Prompt –
From the entries below, please gather each line containing the string "label".

-- start Data extract --

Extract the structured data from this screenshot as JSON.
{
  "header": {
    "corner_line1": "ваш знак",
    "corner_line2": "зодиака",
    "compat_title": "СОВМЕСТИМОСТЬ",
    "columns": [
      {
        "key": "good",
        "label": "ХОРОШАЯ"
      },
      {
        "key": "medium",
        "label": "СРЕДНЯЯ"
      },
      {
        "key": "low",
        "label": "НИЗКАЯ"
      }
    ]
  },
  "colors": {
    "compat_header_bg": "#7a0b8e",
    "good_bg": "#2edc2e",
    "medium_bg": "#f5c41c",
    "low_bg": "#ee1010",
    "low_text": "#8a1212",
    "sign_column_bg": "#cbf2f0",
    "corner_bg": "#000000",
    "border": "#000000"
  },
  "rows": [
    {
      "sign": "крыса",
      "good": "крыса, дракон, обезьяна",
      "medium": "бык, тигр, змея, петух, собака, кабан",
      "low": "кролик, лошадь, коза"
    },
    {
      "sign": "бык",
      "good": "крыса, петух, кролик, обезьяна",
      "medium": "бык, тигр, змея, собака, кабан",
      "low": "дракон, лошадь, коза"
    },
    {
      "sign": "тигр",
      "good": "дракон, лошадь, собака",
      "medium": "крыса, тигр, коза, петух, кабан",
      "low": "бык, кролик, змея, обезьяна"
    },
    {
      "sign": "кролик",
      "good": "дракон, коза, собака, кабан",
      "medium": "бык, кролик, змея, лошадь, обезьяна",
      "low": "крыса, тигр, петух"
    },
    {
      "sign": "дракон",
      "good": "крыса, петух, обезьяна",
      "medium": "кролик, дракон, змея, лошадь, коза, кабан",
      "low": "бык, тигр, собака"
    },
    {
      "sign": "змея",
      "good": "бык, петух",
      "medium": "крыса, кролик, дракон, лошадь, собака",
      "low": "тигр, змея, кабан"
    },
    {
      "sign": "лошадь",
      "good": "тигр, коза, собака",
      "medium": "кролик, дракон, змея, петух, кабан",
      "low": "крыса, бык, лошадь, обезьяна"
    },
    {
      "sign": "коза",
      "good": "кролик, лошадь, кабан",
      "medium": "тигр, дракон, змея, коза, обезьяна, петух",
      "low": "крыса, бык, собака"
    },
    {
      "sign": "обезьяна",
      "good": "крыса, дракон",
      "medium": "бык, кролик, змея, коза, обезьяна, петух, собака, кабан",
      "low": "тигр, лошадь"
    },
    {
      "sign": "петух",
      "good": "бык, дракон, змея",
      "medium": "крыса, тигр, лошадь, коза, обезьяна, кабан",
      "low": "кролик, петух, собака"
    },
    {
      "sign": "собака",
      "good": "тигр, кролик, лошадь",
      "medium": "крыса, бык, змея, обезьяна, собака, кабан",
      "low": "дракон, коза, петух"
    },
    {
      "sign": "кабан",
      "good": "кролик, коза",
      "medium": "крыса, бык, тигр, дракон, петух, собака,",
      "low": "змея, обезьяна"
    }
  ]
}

-- end Data extract --

Task answer –
        "label": "ХОРОШАЯ"
        "label": "СРЕДНЯЯ"
        "label": "НИЗКАЯ"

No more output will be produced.